## Stated problem
Using the data below, copy each line that includes the word "milliers".

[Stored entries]
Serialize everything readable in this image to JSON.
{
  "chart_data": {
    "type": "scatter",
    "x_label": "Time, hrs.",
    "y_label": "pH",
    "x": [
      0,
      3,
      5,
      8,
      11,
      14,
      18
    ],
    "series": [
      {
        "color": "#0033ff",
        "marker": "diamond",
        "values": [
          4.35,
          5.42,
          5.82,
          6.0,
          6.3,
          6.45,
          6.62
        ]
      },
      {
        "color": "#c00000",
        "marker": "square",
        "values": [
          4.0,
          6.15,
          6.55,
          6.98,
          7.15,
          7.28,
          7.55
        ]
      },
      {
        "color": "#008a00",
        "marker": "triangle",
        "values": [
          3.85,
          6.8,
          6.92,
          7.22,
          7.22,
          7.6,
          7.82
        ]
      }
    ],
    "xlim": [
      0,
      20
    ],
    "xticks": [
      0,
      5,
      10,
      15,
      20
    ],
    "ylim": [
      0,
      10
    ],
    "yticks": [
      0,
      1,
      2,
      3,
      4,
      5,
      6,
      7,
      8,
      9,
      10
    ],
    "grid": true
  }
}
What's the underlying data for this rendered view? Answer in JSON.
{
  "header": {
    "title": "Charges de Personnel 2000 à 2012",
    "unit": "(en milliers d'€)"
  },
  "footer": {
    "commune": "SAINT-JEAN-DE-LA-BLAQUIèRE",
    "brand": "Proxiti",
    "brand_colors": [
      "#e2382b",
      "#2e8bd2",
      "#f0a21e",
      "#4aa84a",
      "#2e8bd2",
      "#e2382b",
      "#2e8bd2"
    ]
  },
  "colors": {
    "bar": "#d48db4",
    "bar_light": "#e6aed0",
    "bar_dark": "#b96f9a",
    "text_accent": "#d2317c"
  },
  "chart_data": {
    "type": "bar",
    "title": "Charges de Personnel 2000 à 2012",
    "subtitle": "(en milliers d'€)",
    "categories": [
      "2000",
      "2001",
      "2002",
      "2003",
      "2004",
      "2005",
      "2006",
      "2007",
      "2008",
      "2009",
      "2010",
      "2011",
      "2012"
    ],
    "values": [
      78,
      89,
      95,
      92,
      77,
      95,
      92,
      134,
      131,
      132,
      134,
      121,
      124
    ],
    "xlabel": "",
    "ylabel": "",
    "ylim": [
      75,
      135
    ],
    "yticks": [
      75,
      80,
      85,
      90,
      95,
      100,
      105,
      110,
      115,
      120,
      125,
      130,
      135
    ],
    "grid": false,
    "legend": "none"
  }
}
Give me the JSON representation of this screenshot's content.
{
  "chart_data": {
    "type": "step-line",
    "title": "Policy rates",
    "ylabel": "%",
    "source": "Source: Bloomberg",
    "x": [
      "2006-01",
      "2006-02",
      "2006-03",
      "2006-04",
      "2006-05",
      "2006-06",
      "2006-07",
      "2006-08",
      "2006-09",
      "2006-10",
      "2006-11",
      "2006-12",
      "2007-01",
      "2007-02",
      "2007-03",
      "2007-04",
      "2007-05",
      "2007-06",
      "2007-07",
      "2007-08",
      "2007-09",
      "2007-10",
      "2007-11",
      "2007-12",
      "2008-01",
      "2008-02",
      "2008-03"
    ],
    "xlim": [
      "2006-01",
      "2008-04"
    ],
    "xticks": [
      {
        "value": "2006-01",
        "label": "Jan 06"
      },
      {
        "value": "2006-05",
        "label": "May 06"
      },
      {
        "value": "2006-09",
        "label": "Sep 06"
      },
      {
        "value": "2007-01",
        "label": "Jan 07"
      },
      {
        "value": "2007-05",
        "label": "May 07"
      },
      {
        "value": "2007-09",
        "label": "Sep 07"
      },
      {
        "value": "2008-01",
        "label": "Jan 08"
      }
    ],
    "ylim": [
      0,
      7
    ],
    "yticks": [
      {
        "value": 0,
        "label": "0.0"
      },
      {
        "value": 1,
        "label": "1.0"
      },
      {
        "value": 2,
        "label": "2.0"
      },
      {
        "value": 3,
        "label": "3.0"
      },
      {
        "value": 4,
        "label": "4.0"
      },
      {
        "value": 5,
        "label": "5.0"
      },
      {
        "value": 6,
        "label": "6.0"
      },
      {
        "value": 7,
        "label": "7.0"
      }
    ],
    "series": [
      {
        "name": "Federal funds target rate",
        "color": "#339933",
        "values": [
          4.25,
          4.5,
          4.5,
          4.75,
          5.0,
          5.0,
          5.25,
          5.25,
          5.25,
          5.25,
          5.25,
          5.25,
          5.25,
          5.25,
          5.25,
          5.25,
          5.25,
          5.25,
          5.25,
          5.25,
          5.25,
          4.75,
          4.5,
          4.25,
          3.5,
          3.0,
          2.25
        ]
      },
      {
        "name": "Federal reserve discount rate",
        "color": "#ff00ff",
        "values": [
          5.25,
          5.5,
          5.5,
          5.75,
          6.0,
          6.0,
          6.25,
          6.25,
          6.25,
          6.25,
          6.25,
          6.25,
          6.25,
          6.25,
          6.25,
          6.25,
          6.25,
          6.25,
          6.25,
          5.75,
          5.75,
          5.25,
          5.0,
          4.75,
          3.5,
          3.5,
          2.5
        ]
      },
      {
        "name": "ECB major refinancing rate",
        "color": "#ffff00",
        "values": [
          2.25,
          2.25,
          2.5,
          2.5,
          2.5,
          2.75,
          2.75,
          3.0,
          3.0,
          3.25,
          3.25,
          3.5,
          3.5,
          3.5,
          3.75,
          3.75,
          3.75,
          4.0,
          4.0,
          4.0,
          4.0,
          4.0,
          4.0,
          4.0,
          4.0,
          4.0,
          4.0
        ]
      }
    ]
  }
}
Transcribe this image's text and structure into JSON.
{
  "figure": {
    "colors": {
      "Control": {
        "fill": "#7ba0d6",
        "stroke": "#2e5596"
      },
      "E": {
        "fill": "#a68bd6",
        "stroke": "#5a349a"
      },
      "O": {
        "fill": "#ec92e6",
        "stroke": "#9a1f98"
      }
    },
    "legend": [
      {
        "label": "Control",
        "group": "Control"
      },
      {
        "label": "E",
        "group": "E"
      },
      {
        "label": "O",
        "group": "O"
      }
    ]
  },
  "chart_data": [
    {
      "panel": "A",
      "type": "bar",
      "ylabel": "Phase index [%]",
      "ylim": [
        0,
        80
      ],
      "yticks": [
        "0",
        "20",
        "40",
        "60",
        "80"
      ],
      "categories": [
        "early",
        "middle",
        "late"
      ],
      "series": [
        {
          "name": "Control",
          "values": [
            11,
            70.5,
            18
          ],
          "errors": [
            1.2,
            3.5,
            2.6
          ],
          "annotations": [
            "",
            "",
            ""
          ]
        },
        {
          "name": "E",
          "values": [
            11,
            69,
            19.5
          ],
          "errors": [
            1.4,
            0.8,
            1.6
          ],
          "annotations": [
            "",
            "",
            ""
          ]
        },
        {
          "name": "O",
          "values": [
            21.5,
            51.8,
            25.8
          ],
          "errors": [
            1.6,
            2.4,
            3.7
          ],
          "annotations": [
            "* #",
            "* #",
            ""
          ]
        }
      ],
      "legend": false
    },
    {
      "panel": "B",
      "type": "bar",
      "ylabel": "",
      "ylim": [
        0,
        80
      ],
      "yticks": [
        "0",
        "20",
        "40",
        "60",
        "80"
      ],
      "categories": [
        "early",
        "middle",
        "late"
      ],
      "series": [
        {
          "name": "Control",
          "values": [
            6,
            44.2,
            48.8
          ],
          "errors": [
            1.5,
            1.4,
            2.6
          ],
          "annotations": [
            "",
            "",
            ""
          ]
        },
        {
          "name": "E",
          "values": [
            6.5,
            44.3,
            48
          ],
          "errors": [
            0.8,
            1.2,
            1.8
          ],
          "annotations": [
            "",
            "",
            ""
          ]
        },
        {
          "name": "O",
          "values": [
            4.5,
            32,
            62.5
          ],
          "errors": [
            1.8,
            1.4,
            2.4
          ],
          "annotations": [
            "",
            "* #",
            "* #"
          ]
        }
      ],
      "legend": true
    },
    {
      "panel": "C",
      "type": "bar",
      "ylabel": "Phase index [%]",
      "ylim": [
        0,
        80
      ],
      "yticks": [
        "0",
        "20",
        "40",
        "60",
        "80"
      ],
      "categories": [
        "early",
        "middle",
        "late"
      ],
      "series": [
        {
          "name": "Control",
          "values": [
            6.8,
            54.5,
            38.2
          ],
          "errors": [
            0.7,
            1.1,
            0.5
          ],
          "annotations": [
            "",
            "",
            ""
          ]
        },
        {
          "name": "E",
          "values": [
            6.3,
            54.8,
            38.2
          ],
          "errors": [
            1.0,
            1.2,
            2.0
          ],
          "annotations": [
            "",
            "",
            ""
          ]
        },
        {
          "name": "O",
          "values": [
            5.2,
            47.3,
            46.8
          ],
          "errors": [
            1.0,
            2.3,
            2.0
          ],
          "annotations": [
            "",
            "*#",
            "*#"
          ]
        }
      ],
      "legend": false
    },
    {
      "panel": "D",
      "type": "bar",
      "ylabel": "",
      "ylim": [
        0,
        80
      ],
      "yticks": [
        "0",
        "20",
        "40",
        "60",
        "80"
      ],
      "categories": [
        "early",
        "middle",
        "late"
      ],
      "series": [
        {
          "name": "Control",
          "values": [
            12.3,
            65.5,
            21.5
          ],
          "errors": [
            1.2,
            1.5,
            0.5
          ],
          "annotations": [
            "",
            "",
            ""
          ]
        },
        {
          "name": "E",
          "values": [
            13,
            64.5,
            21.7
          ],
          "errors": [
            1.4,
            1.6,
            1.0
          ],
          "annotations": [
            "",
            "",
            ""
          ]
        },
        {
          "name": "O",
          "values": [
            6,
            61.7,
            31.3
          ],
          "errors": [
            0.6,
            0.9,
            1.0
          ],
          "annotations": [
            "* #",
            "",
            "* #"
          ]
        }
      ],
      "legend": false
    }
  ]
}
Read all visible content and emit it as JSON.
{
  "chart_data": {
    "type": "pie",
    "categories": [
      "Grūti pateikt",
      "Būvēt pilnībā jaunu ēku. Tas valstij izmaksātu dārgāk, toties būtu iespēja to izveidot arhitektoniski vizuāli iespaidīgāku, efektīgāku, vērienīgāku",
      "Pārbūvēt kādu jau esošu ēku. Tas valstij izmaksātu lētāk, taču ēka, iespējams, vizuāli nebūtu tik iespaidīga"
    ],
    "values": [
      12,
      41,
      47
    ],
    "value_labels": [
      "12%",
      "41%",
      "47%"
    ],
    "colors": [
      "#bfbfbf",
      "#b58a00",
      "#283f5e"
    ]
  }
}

## Answer to this exercise
    "unit": "(en milliers d'€)"
    "subtitle": "(en milliers d'€)",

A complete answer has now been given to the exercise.